··· MATERIAL TO PROCESS
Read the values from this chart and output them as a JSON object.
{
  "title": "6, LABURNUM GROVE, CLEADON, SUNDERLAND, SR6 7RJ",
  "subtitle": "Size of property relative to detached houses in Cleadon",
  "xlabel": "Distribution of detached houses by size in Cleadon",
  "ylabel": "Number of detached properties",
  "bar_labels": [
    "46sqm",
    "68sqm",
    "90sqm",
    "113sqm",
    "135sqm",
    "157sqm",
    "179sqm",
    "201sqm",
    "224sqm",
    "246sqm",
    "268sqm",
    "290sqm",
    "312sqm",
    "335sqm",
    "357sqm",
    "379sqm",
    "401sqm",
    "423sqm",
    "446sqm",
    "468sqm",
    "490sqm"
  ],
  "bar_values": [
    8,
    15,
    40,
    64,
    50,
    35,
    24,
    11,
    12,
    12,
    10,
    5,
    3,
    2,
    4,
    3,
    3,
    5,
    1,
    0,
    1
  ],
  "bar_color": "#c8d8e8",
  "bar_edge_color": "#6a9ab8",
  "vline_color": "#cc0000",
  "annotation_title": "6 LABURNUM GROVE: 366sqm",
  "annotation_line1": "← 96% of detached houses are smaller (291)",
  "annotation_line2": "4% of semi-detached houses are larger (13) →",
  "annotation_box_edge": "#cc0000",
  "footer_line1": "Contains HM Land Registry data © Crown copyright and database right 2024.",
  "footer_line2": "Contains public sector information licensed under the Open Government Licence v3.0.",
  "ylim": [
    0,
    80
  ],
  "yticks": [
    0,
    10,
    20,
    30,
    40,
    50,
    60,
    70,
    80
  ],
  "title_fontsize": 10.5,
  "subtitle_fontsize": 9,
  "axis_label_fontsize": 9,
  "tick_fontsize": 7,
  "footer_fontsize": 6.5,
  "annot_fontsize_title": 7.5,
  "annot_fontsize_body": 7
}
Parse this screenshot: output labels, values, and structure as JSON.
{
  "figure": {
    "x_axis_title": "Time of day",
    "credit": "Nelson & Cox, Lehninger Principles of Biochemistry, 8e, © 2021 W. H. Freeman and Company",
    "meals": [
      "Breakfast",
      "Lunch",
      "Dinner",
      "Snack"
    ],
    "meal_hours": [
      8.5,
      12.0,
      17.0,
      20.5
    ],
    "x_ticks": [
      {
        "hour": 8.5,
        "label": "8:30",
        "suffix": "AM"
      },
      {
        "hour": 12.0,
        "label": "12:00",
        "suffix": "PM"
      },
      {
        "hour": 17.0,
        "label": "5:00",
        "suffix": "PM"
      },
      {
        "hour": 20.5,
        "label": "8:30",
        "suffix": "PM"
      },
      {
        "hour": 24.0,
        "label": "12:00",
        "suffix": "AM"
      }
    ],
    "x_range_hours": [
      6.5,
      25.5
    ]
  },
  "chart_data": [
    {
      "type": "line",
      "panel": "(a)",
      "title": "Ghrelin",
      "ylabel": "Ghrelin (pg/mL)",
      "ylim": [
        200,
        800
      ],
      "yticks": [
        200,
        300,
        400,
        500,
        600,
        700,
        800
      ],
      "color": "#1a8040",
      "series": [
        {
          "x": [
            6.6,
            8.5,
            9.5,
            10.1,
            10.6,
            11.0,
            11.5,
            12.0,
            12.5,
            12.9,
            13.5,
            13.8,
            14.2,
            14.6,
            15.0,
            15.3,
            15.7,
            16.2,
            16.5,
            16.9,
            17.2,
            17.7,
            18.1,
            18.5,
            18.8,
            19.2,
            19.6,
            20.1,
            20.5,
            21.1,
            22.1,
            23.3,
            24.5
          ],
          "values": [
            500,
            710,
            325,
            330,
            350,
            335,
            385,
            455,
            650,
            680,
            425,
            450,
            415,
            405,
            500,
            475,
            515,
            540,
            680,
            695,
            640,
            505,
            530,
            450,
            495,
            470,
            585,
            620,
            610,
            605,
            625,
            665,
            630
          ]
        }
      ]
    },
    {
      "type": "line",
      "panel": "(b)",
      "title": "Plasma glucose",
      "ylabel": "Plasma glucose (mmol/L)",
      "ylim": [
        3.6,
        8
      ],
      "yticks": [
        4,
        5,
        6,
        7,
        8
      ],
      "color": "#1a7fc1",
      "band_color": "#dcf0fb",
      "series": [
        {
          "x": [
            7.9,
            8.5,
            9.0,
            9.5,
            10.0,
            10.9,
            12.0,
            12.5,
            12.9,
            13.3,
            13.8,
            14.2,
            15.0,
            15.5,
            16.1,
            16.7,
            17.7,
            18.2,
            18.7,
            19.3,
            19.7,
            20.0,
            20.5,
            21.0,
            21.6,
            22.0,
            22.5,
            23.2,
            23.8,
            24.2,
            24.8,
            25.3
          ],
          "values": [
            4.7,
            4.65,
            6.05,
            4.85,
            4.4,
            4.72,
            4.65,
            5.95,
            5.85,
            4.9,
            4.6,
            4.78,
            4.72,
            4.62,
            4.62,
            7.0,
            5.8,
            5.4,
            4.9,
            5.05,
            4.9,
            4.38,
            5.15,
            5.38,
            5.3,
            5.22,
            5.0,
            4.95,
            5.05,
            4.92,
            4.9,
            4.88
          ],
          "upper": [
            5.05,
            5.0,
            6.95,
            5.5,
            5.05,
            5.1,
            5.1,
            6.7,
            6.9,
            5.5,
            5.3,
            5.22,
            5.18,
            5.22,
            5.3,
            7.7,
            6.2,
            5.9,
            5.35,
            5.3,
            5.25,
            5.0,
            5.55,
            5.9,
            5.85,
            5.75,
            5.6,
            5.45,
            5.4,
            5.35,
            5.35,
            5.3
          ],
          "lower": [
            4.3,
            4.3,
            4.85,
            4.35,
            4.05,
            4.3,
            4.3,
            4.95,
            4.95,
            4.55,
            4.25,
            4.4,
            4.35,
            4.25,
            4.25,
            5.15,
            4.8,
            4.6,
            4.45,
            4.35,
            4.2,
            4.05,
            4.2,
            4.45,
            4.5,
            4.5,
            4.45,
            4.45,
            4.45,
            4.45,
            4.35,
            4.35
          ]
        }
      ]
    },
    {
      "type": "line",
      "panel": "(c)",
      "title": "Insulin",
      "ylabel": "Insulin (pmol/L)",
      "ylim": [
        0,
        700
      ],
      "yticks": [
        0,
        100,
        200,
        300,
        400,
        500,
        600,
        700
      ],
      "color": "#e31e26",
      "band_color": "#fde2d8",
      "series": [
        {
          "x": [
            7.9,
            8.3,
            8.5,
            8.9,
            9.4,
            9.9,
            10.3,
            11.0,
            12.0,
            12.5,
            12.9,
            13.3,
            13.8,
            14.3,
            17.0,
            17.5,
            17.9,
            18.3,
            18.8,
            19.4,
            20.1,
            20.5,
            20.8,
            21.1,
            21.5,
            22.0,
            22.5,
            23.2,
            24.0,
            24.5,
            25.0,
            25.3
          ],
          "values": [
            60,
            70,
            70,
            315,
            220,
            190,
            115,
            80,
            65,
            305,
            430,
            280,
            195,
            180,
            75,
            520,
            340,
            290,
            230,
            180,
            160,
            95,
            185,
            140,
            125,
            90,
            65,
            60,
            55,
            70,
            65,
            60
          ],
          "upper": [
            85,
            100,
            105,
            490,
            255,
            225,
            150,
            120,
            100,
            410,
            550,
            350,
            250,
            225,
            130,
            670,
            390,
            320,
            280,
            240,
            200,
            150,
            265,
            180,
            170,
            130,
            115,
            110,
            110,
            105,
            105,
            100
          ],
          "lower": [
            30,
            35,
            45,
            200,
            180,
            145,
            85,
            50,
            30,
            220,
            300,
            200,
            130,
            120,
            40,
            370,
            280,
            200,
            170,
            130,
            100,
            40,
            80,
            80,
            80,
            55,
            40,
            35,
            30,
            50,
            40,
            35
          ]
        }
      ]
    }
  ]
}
······
(GIVEN PROBLEM):
Output the lines above verbatim and in full.

(ANSWER TO THE EXERCISE):
Read the values from this chart and output them as a JSON object.
{
  "title": "6, LABURNUM GROVE, CLEADON, SUNDERLAND, SR6 7RJ",
  "subtitle": "Size of property relative to detached houses in Cleadon",
  "xlabel": "Distribution of detached houses by size in Cleadon",
  "ylabel": "Number of detached properties",
  "bar_labels": [
    "46sqm",
    "68sqm",
    "90sqm",
    "113sqm",
    "135sqm",
    "157sqm",
    "179sqm",
    "201sqm",
    "224sqm",
    "246sqm",
    "268sqm",
    "290sqm",
    "312sqm",
    "335sqm",
    "357sqm",
    "379sqm",
    "401sqm",
    "423sqm",
    "446sqm",
    "468sqm",
    "490sqm"
  ],
  "bar_values": [
    8,
    15,
    40,
    64,
    50,
    35,
    24,
    11,
    12,
    12,
    10,
    5,
    3,
    2,
    4,
    3,
    3,
    5,
    1,
    0,
    1
  ],
  "bar_color": "#c8d8e8",
  "bar_edge_color": "#6a9ab8",
  "vline_color": "#cc0000",
  "annotation_title": "6 LABURNUM GROVE: 366sqm",
  "annotation_line1": "← 96% of detached houses are smaller (291)",
  "annotation_line2": "4% of semi-detached houses are larger (13) →",
  "annotation_box_edge": "#cc0000",
  "footer_line1": "Contains HM Land Registry data © Crown copyright and database right 2024.",
  "footer_line2": "Contains public sector information licensed under the Open Government Licence v3.0.",
  "ylim": [
    0,
    80
  ],
  "yticks": [
    0,
    10,
    20,
    30,
    40,
    50,
    60,
    70,
    80
  ],
  "title_fontsize": 10.5,
  "subtitle_fontsize": 9,
  "axis_label_fontsize": 9,
  "tick_fontsize": 7,
  "footer_fontsize": 6.5,
  "annot_fontsize_title": 7.5,
  "annot_fontsize_body": 7
}
Parse this screenshot: output labels, values, and structure as JSON.
{
  "figure": {
    "x_axis_title": "Time of day",
    "credit": "Nelson & Cox, Lehninger Principles of Biochemistry, 8e, © 2021 W. H. Freeman and Company",
    "meals": [
      "Breakfast",
      "Lunch",
      "Dinner",
      "Snack"
    ],
    "meal_hours": [
      8.5,
      12.0,
      17.0,
      20.5
    ],
    "x_ticks": [
      {
        "hour": 8.5,
        "label": "8:30",
        "suffix": "AM"
      },
      {
        "hour": 12.0,
        "label": "12:00",
        "suffix": "PM"
      },
      {
        "hour": 17.0,
        "label": "5:00",
        "suffix": "PM"
      },
      {
        "hour": 20.5,
        "label": "8:30",
        "suffix": "PM"
      },
      {
        "hour": 24.0,
        "label": "12:00",
        "suffix": "AM"
      }
    ],
    "x_range_hours": [
      6.5,
      25.5
    ]
  },
  "chart_data": [
    {
      "type": "line",
      "panel": "(a)",
      "title": "Ghrelin",
      "ylabel": "Ghrelin (pg/mL)",
      "ylim": [
        200,
        800
      ],
      "yticks": [
        200,
        300,
        400,
        500,
        600,
        700,
        800
      ],
      "color": "#1a8040",
      "series": [
        {
          "x": [
            6.6,
            8.5,
            9.5,
            10.1,
            10.6,
            11.0,
            11.5,
            12.0,
            12.5,
            12.9,
            13.5,
            13.8,
            14.2,
            14.6,
            15.0,
            15.3,
            15.7,
            16.2,
            16.5,
            16.9,
            17.2,
            17.7,
            18.1,
            18.5,
            18.8,
            19.2,
            19.6,
            20.1,
            20.5,
            21.1,
            22.1,
            23.3,
            24.5
          ],
          "values": [
            500,
            710,
            325,
            330,
            350,
            335,
            385,
            455,
            650,
            680,
            425,
            450,
            415,
            405,
            500,
            475,
            515,
            540,
            680,
            695,
            640,
            505,
            530,
            450,
            495,
            470,
            585,
            620,
            610,
            605,
            625,
            665,
            630
          ]
        }
      ]
    },
    {
      "type": "line",
      "panel": "(b)",
      "title": "Plasma glucose",
      "ylabel": "Plasma glucose (mmol/L)",
      "ylim": [
        3.6,
        8
      ],
      "yticks": [
        4,
        5,
        6,
        7,
        8
      ],
      "color": "#1a7fc1",
      "band_color": "#dcf0fb",
      "series": [
        {
          "x": [
            7.9,
            8.5,
            9.0,
            9.5,
            10.0,
            10.9,
            12.0,
            12.5,
            12.9,
            13.3,
            13.8,
            14.2,
            15.0,
            15.5,
            16.1,
            16.7,
            17.7,
            18.2,
            18.7,
            19.3,
            19.7,
            20.0,
            20.5,
            21.0,
            21.6,
            22.0,
            22.5,
            23.2,
            23.8,
            24.2,
            24.8,
            25.3
          ],
          "values": [
            4.7,
            4.65,
            6.05,
            4.85,
            4.4,
            4.72,
            4.65,
            5.95,
            5.85,
            4.9,
            4.6,
            4.78,
            4.72,
            4.62,
            4.62,
            7.0,
            5.8,
            5.4,
            4.9,
            5.05,
            4.9,
            4.38,
            5.15,
            5.38,
            5.3,
            5.22,
            5.0,
            4.95,
            5.05,
            4.92,
            4.9,
            4.88
          ],
          "upper": [
            5.05,
            5.0,
            6.95,
            5.5,
            5.05,
            5.1,
            5.1,
            6.7,
            6.9,
            5.5,
            5.3,
            5.22,
            5.18,
            5.22,
            5.3,
            7.7,
            6.2,
            5.9,
            5.35,
            5.3,
            5.25,
            5.0,
            5.55,
            5.9,
            5.85,
            5.75,
            5.6,
            5.45,
            5.4,
            5.35,
            5.35,
            5.3
          ],
          "lower": [
            4.3,
            4.3,
            4.85,
            4.35,
            4.05,
            4.3,
            4.3,
            4.95,
            4.95,
            4.55,
            4.25,
            4.4,
            4.35,
            4.25,
            4.25,
            5.15,
            4.8,
            4.6,
            4.45,
            4.35,
            4.2,
            4.05,
            4.2,
            4.45,
            4.5,
            4.5,
            4.45,
            4.45,
            4.45,
            4.45,
            4.35,
            4.35
          ]
        }
      ]
    },
    {
      "type": "line",
      "panel": "(c)",
      "title": "Insulin",
      "ylabel": "Insulin (pmol/L)",
      "ylim": [
        0,
        700
      ],
      "yticks": [
        0,
        100,
        200,
        300,
        400,
        500,
        600,
        700
      ],
      "color": "#e31e26",
      "band_color": "#fde2d8",
      "series": [
        {
          "x": [
            7.9,
            8.3,
            8.5,
            8.9,
            9.4,
            9.9,
            10.3,
            11.0,
            12.0,
            12.5,
            12.9,
            13.3,
            13.8,
            14.3,
            17.0,
            17.5,
            17.9,
            18.3,
            18.8,
            19.4,
            20.1,
            20.5,
            20.8,
            21.1,
            21.5,
            22.0,
            22.5,
            23.2,
            24.0,
            24.5,
            25.0,
            25.3
          ],
          "values": [
            60,
            70,
            70,
            315,
            220,
            190,
            115,
            80,
            65,
            305,
            430,
            280,
            195,
            180,
            75,
            520,
            340,
            290,
            230,
            180,
            160,
            95,
            185,
            140,
            125,
            90,
            65,
            60,
            55,
            70,
            65,
            60
          ],
          "upper": [
            85,
            100,
            105,
            490,
            255,
            225,
            150,
            120,
            100,
            410,
            550,
            350,
            250,
            225,
            130,
            670,
            390,
            320,
            280,
            240,
            200,
            150,
            265,
            180,
            170,
            130,
            115,
            110,
            110,
            105,
            105,
            100
          ],
          "lower": [
            30,
            35,
            45,
            200,
            180,
            145,
            85,
            50,
            30,
            220,
            300,
            200,
            130,
            120,
            40,
            370,
            280,
            200,
            170,
            130,
            100,
            40,
            80,
            80,
            80,
            55,
            40,
            35,
            30,
            50,
            40,
            35
          ]
        }
      ]
    }
  ]
}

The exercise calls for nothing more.